REQUIREMENT = Please reproduce every line of the records below, unchanged.

Layout annotation data:
________________

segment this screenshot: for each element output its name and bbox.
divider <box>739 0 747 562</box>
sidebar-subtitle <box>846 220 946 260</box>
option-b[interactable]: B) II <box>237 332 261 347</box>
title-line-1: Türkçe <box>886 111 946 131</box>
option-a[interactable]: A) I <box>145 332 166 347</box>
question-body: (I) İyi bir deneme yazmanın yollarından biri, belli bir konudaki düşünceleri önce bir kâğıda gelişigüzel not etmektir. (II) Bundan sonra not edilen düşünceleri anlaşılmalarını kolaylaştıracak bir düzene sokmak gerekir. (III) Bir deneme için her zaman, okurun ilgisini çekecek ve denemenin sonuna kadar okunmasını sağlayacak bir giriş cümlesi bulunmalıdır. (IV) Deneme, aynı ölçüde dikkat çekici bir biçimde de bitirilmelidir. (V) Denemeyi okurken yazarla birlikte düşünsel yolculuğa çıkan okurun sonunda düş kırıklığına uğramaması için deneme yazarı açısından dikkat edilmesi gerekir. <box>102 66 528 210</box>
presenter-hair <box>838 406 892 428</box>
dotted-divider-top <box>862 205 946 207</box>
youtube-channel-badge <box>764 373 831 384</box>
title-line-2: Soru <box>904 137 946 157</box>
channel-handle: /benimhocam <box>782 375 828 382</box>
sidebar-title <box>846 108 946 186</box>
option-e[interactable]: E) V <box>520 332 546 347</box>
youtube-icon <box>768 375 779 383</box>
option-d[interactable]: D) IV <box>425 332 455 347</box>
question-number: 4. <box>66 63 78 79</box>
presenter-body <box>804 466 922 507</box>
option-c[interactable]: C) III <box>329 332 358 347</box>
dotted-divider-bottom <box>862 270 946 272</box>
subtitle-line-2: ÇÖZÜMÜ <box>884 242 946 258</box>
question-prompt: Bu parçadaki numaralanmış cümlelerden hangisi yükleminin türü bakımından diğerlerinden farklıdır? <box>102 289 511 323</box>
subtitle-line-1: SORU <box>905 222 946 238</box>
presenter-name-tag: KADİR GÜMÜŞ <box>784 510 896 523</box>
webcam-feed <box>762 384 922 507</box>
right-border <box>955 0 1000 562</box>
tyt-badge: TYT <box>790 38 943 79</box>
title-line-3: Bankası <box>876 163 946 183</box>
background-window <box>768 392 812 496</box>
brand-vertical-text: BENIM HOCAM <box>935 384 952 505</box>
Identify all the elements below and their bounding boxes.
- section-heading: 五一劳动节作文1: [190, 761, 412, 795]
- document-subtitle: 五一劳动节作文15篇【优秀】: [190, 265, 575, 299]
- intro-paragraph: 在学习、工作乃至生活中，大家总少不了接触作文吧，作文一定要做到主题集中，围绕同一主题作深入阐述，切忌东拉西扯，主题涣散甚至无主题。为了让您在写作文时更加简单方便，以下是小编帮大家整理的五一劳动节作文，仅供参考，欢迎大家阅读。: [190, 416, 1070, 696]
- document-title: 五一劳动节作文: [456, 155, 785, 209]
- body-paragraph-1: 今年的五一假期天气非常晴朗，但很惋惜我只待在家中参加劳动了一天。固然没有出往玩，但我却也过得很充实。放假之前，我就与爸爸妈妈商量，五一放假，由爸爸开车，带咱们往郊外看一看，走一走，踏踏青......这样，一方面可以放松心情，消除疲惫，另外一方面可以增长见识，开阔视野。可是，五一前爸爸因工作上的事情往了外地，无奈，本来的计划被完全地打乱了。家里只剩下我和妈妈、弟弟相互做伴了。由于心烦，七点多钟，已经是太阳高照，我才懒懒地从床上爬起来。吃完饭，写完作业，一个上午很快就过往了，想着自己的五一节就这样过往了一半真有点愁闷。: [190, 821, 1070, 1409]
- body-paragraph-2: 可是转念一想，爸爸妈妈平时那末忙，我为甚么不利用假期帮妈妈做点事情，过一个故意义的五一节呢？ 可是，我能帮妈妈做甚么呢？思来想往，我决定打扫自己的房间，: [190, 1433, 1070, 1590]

________________

ANSWER IN FULL =
segment this screenshot: for each element output its name and bbox.
divider <box>739 0 747 562</box>
sidebar-subtitle <box>846 220 946 260</box>
option-b[interactable]: B) II <box>237 332 261 347</box>
title-line-1: Türkçe <box>886 111 946 131</box>
option-a[interactable]: A) I <box>145 332 166 347</box>
question-body: (I) İyi bir deneme yazmanın yollarından biri, belli bir konudaki düşünceleri önce bir kâğıda gelişigüzel not etmektir. (II) Bundan sonra not edilen düşünceleri anlaşılmalarını kolaylaştıracak bir düzene sokmak gerekir. (III) Bir deneme için her zaman, okurun ilgisini çekecek ve denemenin sonuna kadar okunmasını sağlayacak bir giriş cümlesi bulunmalıdır. (IV) Deneme, aynı ölçüde dikkat çekici bir biçimde de bitirilmelidir. (V) Denemeyi okurken yazarla birlikte düşünsel yolculuğa çıkan okurun sonunda düş kırıklığına uğramaması için deneme yazarı açısından dikkat edilmesi gerekir. <box>102 66 528 210</box>
presenter-hair <box>838 406 892 428</box>
dotted-divider-top <box>862 205 946 207</box>
youtube-channel-badge <box>764 373 831 384</box>
title-line-2: Soru <box>904 137 946 157</box>
channel-handle: /benimhocam <box>782 375 828 382</box>
sidebar-title <box>846 108 946 186</box>
option-e[interactable]: E) V <box>520 332 546 347</box>
youtube-icon <box>768 375 779 383</box>
option-d[interactable]: D) IV <box>425 332 455 347</box>
question-number: 4. <box>66 63 78 79</box>
presenter-body <box>804 466 922 507</box>
option-c[interactable]: C) III <box>329 332 358 347</box>
dotted-divider-bottom <box>862 270 946 272</box>
subtitle-line-2: ÇÖZÜMÜ <box>884 242 946 258</box>
question-prompt: Bu parçadaki numaralanmış cümlelerden hangisi yükleminin türü bakımından diğerlerinden farklıdır? <box>102 289 511 323</box>
subtitle-line-1: SORU <box>905 222 946 238</box>
presenter-name-tag: KADİR GÜMÜŞ <box>784 510 896 523</box>
webcam-feed <box>762 384 922 507</box>
right-border <box>955 0 1000 562</box>
tyt-badge: TYT <box>790 38 943 79</box>
title-line-3: Bankası <box>876 163 946 183</box>
background-window <box>768 392 812 496</box>
brand-vertical-text: BENIM HOCAM <box>935 384 952 505</box>
Identify all the elements below and their bounding boxes.
- section-heading: 五一劳动节作文1: [190, 761, 412, 795]
- document-subtitle: 五一劳动节作文15篇【优秀】: [190, 265, 575, 299]
- intro-paragraph: 在学习、工作乃至生活中，大家总少不了接触作文吧，作文一定要做到主题集中，围绕同一主题作深入阐述，切忌东拉西扯，主题涣散甚至无主题。为了让您在写作文时更加简单方便，以下是小编帮大家整理的五一劳动节作文，仅供参考，欢迎大家阅读。: [190, 416, 1070, 696]
- document-title: 五一劳动节作文: [456, 155, 785, 209]
- body-paragraph-1: 今年的五一假期天气非常晴朗，但很惋惜我只待在家中参加劳动了一天。固然没有出往玩，但我却也过得很充实。放假之前，我就与爸爸妈妈商量，五一放假，由爸爸开车，带咱们往郊外看一看，走一走，踏踏青......这样，一方面可以放松心情，消除疲惫，另外一方面可以增长见识，开阔视野。可是，五一前爸爸因工作上的事情往了外地，无奈，本来的计划被完全地打乱了。家里只剩下我和妈妈、弟弟相互做伴了。由于心烦，七点多钟，已经是太阳高照，我才懒懒地从床上爬起来。吃完饭，写完作业，一个上午很快就过往了，想着自己的五一节就这样过往了一半真有点愁闷。: [190, 821, 1070, 1409]
- body-paragraph-2: 可是转念一想，爸爸妈妈平时那末忙，我为甚么不利用假期帮妈妈做点事情，过一个故意义的五一节呢？ 可是，我能帮妈妈做甚么呢？思来想往，我决定打扫自己的房间，: [190, 1433, 1070, 1590]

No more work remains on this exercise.